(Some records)
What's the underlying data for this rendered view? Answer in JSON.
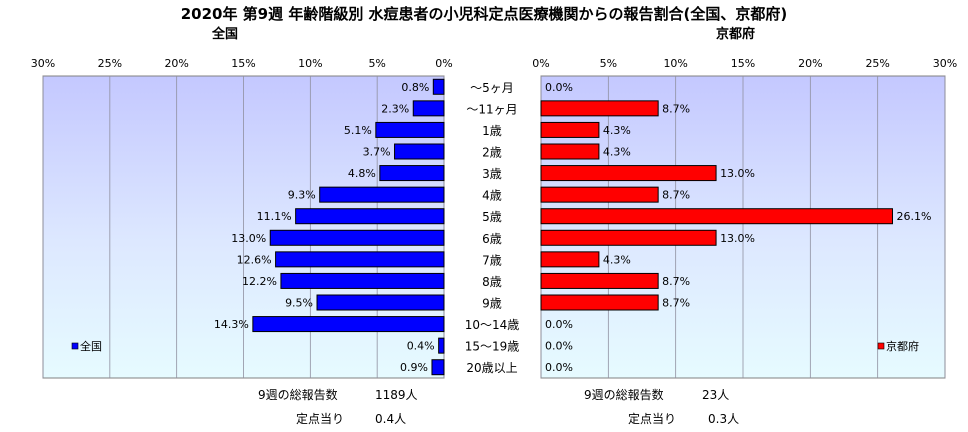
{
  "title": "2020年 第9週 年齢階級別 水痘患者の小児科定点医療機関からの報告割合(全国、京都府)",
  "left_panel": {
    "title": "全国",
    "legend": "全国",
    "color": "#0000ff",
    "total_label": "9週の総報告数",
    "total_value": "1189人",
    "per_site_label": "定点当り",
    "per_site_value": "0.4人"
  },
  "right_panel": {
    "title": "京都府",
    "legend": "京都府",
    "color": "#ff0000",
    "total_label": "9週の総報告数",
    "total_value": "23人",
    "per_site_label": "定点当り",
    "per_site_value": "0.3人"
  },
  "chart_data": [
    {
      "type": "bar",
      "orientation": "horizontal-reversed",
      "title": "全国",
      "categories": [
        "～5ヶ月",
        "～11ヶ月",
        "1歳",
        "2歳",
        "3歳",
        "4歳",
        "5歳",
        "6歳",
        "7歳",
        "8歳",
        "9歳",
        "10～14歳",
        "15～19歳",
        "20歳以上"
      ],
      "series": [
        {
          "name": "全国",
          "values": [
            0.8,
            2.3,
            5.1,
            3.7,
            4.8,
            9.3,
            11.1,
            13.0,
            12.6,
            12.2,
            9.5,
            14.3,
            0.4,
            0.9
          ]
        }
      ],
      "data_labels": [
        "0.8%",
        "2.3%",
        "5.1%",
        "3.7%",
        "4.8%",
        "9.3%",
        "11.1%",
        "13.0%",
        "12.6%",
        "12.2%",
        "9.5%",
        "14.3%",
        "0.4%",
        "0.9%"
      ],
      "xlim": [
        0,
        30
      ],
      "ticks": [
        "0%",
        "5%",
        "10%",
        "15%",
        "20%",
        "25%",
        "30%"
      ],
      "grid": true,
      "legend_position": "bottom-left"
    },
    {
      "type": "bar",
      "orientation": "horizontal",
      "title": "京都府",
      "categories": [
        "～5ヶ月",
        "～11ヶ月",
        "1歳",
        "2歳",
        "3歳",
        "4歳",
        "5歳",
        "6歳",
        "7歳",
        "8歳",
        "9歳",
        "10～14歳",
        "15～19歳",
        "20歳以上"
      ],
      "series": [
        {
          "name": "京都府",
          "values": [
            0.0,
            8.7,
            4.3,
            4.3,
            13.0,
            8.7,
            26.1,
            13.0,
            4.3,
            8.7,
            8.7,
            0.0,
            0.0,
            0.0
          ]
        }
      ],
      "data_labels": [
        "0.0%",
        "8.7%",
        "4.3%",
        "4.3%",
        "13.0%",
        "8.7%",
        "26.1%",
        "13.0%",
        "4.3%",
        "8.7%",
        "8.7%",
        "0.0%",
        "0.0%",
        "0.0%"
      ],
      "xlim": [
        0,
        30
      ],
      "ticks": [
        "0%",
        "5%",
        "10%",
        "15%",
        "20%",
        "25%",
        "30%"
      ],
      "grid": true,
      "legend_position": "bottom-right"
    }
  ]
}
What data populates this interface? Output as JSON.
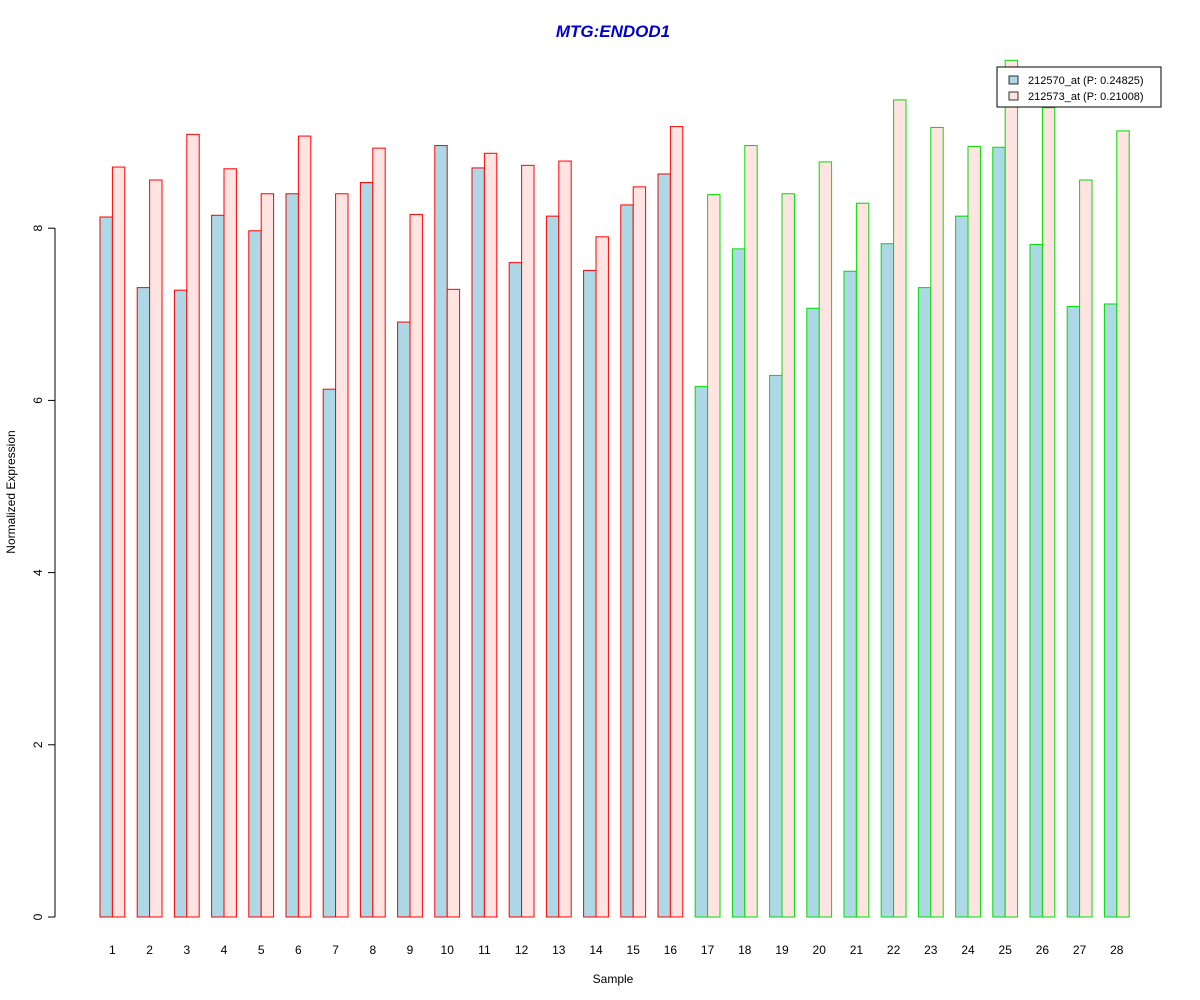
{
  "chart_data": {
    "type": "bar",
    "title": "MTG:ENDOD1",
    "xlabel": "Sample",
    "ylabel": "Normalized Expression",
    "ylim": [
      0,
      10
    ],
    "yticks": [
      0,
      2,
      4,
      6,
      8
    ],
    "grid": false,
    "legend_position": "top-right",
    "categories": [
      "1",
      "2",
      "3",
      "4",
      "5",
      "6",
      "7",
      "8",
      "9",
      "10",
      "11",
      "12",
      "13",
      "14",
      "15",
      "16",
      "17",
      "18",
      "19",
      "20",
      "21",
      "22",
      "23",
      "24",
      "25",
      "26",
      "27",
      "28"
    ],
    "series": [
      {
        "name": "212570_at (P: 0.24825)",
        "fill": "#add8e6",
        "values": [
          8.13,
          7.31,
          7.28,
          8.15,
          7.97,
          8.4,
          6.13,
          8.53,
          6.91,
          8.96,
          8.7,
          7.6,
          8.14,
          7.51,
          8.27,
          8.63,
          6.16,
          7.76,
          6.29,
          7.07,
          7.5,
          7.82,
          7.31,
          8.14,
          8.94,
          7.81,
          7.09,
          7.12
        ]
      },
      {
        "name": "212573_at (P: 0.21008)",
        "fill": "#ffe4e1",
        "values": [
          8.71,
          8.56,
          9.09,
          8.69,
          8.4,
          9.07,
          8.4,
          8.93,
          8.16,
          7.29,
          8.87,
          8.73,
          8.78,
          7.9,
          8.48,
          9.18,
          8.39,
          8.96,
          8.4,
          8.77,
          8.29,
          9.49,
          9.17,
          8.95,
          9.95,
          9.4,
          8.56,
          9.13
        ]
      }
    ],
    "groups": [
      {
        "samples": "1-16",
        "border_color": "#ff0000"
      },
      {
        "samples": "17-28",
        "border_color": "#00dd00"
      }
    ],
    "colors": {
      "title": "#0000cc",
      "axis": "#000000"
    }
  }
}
==
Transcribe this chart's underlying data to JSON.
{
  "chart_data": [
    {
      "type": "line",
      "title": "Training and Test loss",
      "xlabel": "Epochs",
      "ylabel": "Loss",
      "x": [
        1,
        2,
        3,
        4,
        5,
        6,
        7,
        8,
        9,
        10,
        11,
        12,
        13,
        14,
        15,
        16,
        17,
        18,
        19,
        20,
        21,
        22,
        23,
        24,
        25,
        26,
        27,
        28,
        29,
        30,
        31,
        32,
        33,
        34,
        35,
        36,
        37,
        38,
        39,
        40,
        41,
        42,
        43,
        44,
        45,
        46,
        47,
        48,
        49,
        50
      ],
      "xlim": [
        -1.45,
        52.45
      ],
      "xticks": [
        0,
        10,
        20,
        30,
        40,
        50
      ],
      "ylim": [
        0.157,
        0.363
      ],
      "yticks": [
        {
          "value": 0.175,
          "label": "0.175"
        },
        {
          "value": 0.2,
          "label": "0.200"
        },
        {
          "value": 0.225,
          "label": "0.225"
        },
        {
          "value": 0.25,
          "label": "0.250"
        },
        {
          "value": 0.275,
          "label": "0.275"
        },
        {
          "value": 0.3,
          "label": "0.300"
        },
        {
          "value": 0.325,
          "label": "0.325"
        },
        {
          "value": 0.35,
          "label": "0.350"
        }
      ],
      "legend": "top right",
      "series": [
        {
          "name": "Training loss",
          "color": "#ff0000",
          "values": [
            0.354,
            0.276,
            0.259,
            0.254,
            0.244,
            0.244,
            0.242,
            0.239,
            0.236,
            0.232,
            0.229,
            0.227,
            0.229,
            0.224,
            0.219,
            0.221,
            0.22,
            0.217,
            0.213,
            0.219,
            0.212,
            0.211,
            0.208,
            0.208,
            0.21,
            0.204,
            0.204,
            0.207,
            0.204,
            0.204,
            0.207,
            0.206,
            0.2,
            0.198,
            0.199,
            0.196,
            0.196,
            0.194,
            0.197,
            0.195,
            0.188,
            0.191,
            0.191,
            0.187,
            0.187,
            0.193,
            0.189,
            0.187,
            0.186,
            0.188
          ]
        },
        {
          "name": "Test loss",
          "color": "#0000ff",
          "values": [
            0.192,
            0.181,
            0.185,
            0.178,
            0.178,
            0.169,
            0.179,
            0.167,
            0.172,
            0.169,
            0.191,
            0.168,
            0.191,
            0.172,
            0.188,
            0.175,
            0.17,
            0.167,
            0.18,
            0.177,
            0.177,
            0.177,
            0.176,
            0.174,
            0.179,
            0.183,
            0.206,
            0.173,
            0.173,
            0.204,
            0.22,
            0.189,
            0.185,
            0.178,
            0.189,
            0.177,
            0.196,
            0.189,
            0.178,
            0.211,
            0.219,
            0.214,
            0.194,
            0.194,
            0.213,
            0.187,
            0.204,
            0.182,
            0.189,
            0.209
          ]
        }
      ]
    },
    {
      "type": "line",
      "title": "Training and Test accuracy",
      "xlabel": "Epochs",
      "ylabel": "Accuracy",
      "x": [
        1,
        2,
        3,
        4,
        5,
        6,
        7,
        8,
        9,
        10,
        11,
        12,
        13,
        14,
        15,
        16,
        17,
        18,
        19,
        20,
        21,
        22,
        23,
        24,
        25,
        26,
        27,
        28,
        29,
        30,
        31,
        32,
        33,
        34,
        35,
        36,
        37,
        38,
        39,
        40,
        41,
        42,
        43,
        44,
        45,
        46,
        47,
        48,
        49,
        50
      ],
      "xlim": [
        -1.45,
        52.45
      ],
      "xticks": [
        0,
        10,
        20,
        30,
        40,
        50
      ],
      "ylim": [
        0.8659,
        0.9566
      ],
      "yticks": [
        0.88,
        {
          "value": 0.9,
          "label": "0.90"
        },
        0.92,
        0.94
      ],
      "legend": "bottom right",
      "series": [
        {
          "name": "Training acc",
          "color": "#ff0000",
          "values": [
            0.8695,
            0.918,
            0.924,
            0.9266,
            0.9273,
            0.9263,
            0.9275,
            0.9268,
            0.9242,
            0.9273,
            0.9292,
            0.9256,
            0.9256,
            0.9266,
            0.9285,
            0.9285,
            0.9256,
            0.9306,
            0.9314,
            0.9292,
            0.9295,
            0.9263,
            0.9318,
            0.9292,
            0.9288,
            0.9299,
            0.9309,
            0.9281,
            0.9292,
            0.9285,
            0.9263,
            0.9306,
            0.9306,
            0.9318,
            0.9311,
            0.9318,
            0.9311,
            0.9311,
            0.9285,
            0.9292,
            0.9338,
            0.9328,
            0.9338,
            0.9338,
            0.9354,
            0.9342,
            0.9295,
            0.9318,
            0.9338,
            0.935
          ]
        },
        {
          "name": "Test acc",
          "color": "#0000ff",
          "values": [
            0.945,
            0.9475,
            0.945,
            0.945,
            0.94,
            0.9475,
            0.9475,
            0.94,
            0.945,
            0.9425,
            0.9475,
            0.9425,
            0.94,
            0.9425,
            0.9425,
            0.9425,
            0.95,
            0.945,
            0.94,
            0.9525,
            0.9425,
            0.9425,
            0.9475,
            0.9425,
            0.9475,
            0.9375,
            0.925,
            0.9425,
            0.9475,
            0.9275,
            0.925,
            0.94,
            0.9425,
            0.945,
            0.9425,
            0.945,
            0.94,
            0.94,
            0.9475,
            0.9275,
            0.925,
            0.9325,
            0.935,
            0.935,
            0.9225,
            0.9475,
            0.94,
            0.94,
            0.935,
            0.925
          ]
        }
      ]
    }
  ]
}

# [EXERCISE TASK]
Report each line of the material above where the word "this" appears.

# [WRITTEN ANSWER]
What's the underlying data for this rendered view? Answer in JSON.
What data populates this interface? Output as JSON.
Transcribe this chart's underlying data to JSON.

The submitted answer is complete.